## TASK TO COMPLETE
Find the lines that hold the word "this" and return them.

## SUPPLIED RECORDS
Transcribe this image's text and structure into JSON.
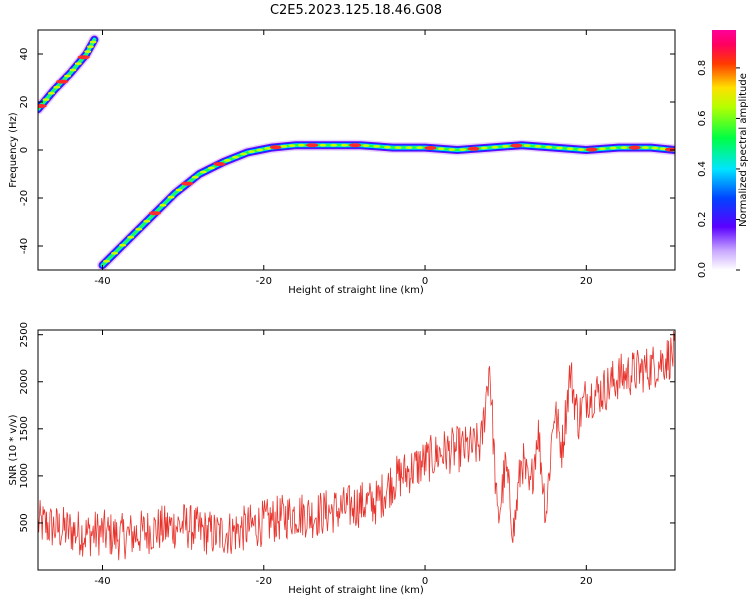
{
  "chart_data": [
    {
      "type": "heatmap",
      "title": "C2E5.2023.125.18.46.G08",
      "xlabel": "Height of straight line (km)",
      "ylabel": "Frequency (Hz)",
      "xlim": [
        -48,
        31
      ],
      "ylim": [
        -50,
        50
      ],
      "xticks": [
        "-40",
        "-20",
        "0",
        "20"
      ],
      "xtick_values": [
        -40,
        -20,
        0,
        20
      ],
      "yticks": [
        "40",
        "20",
        "0",
        "-20",
        "-40"
      ],
      "ytick_values": [
        40,
        20,
        0,
        -20,
        -40
      ],
      "colorbar": {
        "label": "Normalized spectral amplitude",
        "range": [
          0,
          0.95
        ],
        "ticks": [
          "0.0",
          "0.2",
          "0.4",
          "0.6",
          "0.8"
        ],
        "tick_values": [
          0,
          0.2,
          0.4,
          0.6,
          0.8
        ],
        "colormap": "rainbow (white-purple-blue-cyan-green-yellow-red-magenta)"
      },
      "ridges": [
        {
          "x": [
            -48,
            -46,
            -44,
            -42,
            -41
          ],
          "y": [
            17,
            25,
            32,
            40,
            46
          ],
          "amplitude": 0.45
        },
        {
          "x": [
            -40,
            -37,
            -34,
            -31,
            -28,
            -25,
            -22,
            -19,
            -16,
            -12,
            -8,
            -4,
            0,
            4,
            8,
            12,
            16,
            20,
            24,
            28,
            31
          ],
          "y": [
            -48,
            -38,
            -28,
            -18,
            -10,
            -5,
            -1,
            1,
            2,
            2,
            2,
            1,
            1,
            0,
            1,
            2,
            1,
            0,
            1,
            1,
            0
          ],
          "amplitude": 0.55
        }
      ],
      "grid": false
    },
    {
      "type": "line",
      "xlabel": "Height of straight line (km)",
      "ylabel": "SNR (10 * v/v)",
      "xlim": [
        -48,
        31
      ],
      "ylim": [
        0,
        2550
      ],
      "xticks": [
        "-40",
        "-20",
        "0",
        "20"
      ],
      "xtick_values": [
        -40,
        -20,
        0,
        20
      ],
      "yticks": [
        "2500",
        "2000",
        "1500",
        "1000",
        "500"
      ],
      "ytick_values": [
        2500,
        2000,
        1500,
        1000,
        500
      ],
      "series": [
        {
          "color": "#e8332c",
          "x": [
            -48,
            -46,
            -44,
            -42,
            -40,
            -38,
            -36,
            -34,
            -32,
            -30,
            -28,
            -26,
            -24,
            -22,
            -20,
            -18,
            -16,
            -14,
            -12,
            -10,
            -8,
            -6,
            -4,
            -2,
            0,
            2,
            4,
            6,
            7,
            8,
            9,
            10,
            11,
            12,
            13,
            14,
            15,
            16,
            17,
            18,
            19,
            20,
            22,
            24,
            26,
            28,
            30,
            31
          ],
          "y": [
            500,
            450,
            420,
            380,
            400,
            350,
            380,
            420,
            450,
            480,
            420,
            380,
            400,
            450,
            500,
            550,
            600,
            580,
            620,
            650,
            700,
            720,
            950,
            1050,
            1150,
            1250,
            1280,
            1300,
            1350,
            2200,
            500,
            1100,
            400,
            1200,
            800,
            1500,
            600,
            1700,
            1300,
            2100,
            1600,
            1850,
            1900,
            2050,
            2100,
            2150,
            2250,
            2300
          ],
          "noise": 250
        }
      ],
      "grid": false
    }
  ],
  "colors": {
    "line": "#e8332c",
    "axis": "#000000",
    "background": "#ffffff"
  }
}
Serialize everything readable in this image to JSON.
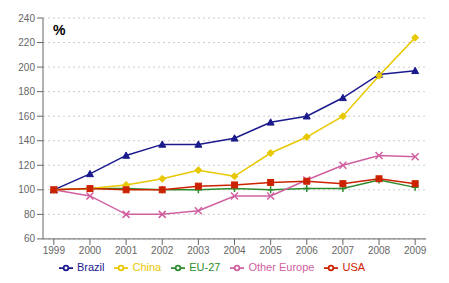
{
  "chart_data": {
    "type": "line",
    "ylabel": "%",
    "x": [
      1999,
      2000,
      2001,
      2002,
      2003,
      2004,
      2005,
      2006,
      2007,
      2008,
      2009
    ],
    "series": [
      {
        "name": "EU-27",
        "color": "#2e8b2e",
        "marker": "plus",
        "values": [
          100,
          101,
          101,
          100,
          100,
          101,
          100,
          101,
          101,
          108,
          102
        ]
      },
      {
        "name": "Other Europe",
        "color": "#d060a0",
        "marker": "x",
        "values": [
          100,
          95,
          80,
          80,
          83,
          95,
          95,
          108,
          120,
          128,
          127
        ]
      },
      {
        "name": "Brazil",
        "color": "#1a1a8c",
        "marker": "triangle",
        "values": [
          100,
          113,
          128,
          137,
          137,
          142,
          155,
          160,
          175,
          194,
          197
        ]
      },
      {
        "name": "China",
        "color": "#e8c800",
        "marker": "diamond",
        "values": [
          100,
          101,
          104,
          109,
          116,
          111,
          130,
          143,
          160,
          193,
          224
        ]
      },
      {
        "name": "USA",
        "color": "#cc2200",
        "marker": "square",
        "values": [
          100,
          101,
          100,
          100,
          103,
          104,
          106,
          107,
          105,
          109,
          105
        ]
      }
    ],
    "xlim": [
      1998.7,
      2009.3
    ],
    "xticks": [
      1999,
      2000,
      2001,
      2002,
      2003,
      2004,
      2005,
      2006,
      2007,
      2008,
      2009
    ],
    "ylim": [
      60,
      240
    ],
    "yticks": [
      60,
      80,
      100,
      120,
      140,
      160,
      180,
      200,
      220,
      240
    ],
    "grid": true
  }
}
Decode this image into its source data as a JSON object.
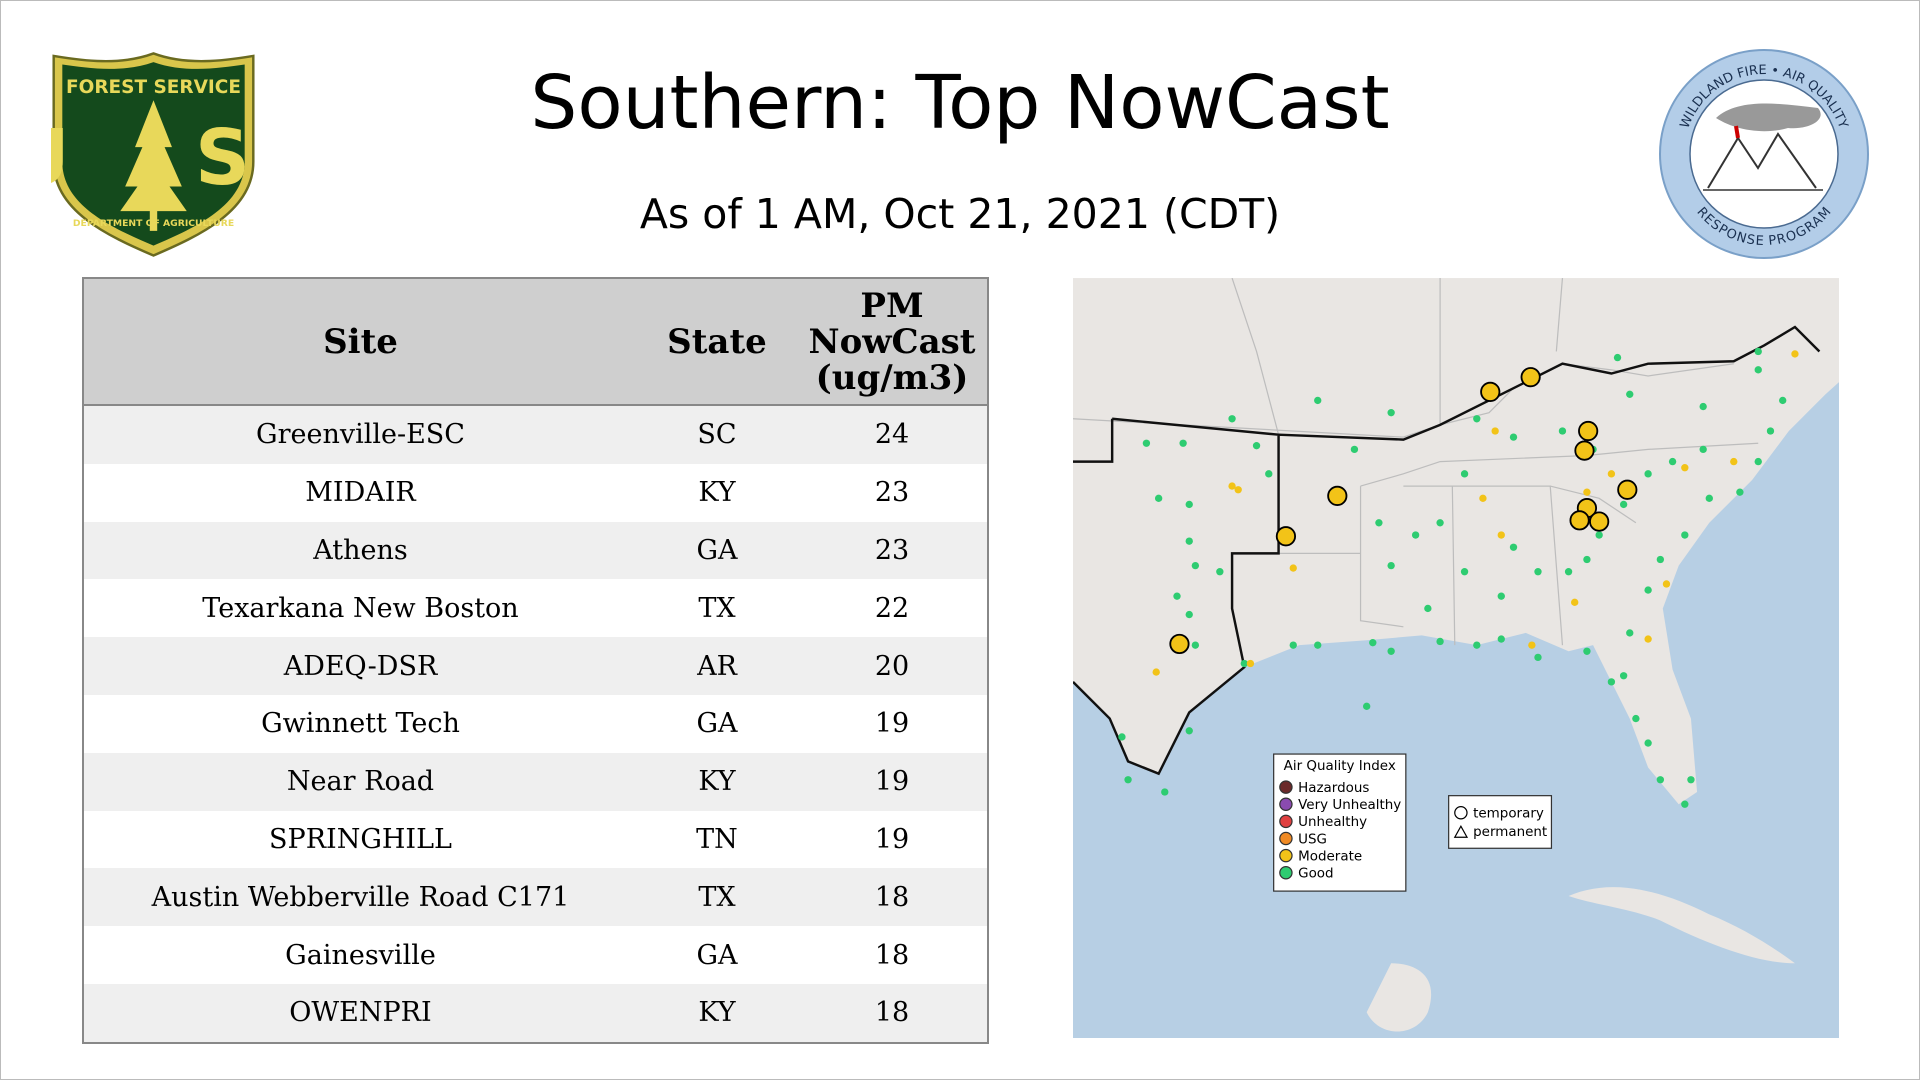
{
  "header": {
    "title": "Southern: Top NowCast",
    "subtitle": "As of  1 AM, Oct 21, 2021 (CDT)"
  },
  "logos": {
    "left": {
      "top": "FOREST SERVICE",
      "letters": "U S",
      "bottom": "DEPARTMENT OF AGRICULTURE"
    },
    "right": {
      "top": "WILDLAND FIRE • AIR QUALITY",
      "bottom": "RESPONSE PROGRAM"
    }
  },
  "table": {
    "columns": [
      "Site",
      "State",
      "PM NowCast (ug/m3)"
    ],
    "rows": [
      [
        "Greenville-ESC",
        "SC",
        24
      ],
      [
        "MIDAIR",
        "KY",
        23
      ],
      [
        "Athens",
        "GA",
        23
      ],
      [
        "Texarkana New Boston",
        "TX",
        22
      ],
      [
        "ADEQ-DSR",
        "AR",
        20
      ],
      [
        "Gwinnett Tech",
        "GA",
        19
      ],
      [
        "Near Road",
        "KY",
        19
      ],
      [
        "SPRINGHILL",
        "TN",
        19
      ],
      [
        "Austin Webberville Road C171",
        "TX",
        18
      ],
      [
        "Gainesville",
        "GA",
        18
      ],
      [
        "OWENPRI",
        "KY",
        18
      ]
    ]
  },
  "map": {
    "legend": {
      "title": "Air Quality Index",
      "items": [
        "Hazardous",
        "Very Unhealthy",
        "Unhealthy",
        "USG",
        "Moderate",
        "Good"
      ]
    },
    "site_types": [
      "temporary",
      "permanent"
    ]
  }
}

## REPLY TO THE TASK
Transcribe this image's text and structure into JSON.
Serialize everything readable in this image to JSON.
Decode this image into its source data as a JSON object.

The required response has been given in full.